- _Material supplied_
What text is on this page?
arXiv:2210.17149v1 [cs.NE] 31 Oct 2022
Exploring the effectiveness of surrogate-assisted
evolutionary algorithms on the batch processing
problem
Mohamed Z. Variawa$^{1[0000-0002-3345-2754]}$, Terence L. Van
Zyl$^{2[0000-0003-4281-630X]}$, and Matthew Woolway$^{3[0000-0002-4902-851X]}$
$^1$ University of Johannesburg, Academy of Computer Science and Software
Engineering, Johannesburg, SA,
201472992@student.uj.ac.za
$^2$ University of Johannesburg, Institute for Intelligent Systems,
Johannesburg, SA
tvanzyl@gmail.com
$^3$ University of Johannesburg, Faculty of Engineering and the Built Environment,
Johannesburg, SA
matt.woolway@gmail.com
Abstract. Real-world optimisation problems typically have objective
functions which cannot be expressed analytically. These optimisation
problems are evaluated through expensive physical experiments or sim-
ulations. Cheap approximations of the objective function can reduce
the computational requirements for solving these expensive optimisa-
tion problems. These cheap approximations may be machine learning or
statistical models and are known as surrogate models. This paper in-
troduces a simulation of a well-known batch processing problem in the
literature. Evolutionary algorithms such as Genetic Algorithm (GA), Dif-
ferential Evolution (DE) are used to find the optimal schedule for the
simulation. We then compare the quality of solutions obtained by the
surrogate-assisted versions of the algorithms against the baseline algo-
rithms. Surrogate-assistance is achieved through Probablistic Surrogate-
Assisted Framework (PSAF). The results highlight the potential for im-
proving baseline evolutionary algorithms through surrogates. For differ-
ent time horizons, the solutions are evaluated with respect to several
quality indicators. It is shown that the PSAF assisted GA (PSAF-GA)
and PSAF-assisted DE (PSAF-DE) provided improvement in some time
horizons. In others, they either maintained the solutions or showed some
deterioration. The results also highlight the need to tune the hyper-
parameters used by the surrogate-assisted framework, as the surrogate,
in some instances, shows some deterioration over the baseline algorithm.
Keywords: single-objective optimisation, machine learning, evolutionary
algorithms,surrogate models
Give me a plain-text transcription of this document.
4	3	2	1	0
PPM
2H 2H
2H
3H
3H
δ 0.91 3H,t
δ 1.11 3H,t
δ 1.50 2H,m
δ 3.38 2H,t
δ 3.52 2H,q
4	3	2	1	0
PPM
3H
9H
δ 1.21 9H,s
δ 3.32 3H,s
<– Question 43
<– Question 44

- _Stated goal_
Scan the material above. Copy each line where "models" occurs.

- _Exercise solution_
statistical models and are known as surrogate models. This paper in-
algorithms,surrogate models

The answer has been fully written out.